*Exercise prompt*
Using the data below, tally the lines that include the string "this". Only the number is wanted.

(Saved entries)
——————————
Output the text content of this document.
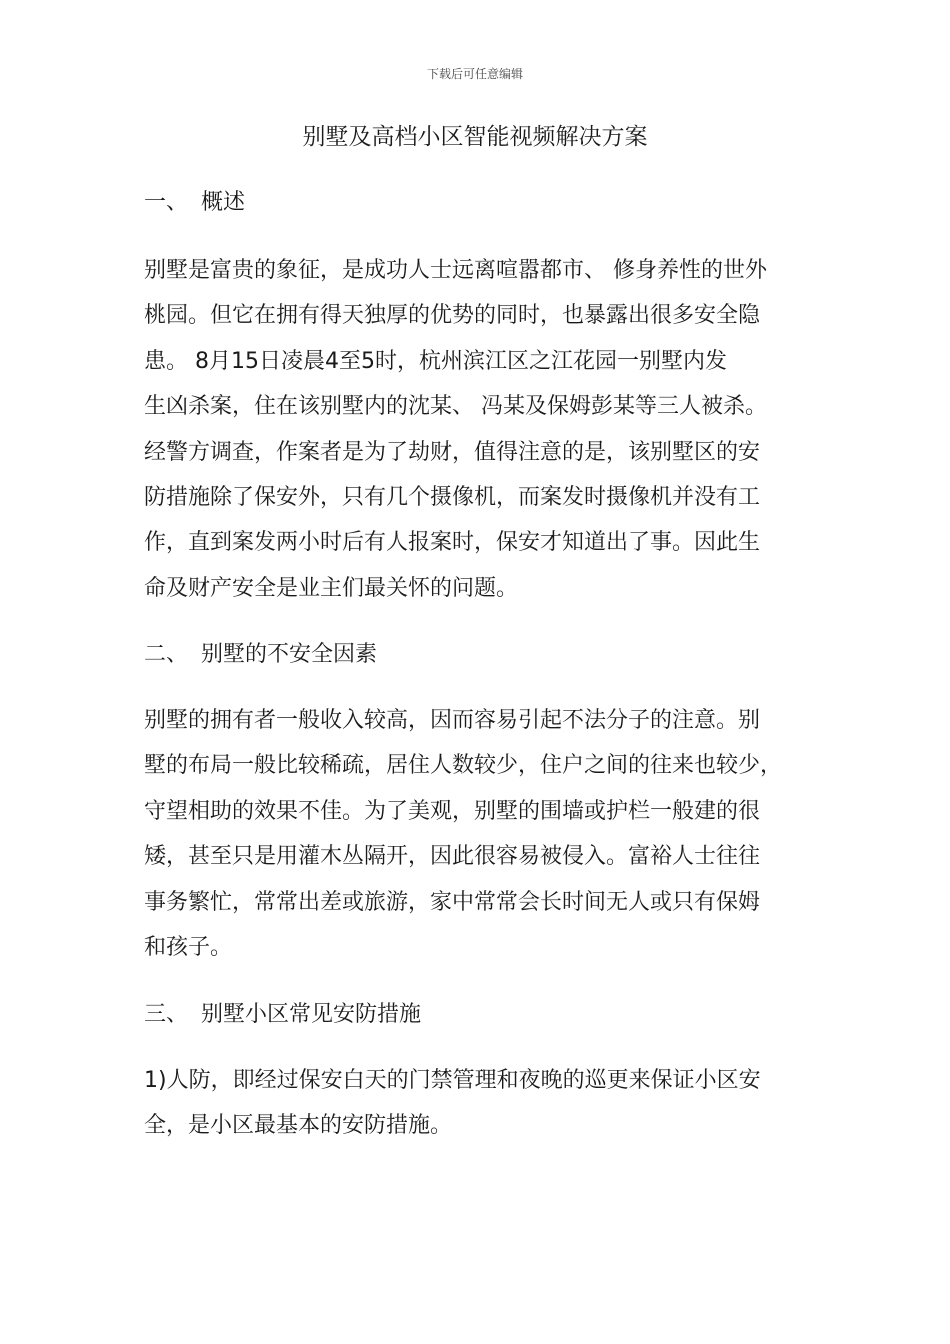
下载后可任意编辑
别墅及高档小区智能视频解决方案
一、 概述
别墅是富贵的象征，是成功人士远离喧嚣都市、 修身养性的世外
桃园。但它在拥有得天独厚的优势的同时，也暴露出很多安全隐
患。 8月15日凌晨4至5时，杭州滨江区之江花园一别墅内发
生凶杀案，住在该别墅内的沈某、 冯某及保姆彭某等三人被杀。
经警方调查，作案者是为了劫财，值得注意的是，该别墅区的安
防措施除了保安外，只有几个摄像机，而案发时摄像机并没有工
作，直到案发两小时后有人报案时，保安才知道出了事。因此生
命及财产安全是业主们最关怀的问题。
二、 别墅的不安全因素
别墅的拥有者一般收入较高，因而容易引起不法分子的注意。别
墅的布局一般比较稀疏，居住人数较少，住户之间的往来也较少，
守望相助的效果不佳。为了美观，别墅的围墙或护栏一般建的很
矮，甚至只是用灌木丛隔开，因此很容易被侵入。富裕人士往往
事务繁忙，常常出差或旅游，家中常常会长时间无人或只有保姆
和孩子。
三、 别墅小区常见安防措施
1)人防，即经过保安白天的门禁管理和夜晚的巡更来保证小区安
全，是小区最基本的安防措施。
——————————
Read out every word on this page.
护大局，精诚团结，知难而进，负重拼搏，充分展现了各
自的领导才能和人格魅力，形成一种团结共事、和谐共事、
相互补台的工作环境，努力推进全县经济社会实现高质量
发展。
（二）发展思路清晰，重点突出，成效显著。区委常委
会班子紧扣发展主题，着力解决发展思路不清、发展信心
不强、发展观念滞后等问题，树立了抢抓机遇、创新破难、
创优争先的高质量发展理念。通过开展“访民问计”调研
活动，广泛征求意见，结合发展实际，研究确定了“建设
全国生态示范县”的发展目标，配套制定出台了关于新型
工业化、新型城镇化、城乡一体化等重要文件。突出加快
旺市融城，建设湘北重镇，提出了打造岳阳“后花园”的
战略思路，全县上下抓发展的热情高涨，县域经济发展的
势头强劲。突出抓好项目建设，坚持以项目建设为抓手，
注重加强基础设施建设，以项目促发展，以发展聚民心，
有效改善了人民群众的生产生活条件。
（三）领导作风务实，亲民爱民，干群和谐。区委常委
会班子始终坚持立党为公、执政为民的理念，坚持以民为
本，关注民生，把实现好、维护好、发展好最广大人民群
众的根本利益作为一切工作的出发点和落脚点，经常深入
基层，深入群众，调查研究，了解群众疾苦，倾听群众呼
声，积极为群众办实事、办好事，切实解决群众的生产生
——————————
*Solution*
2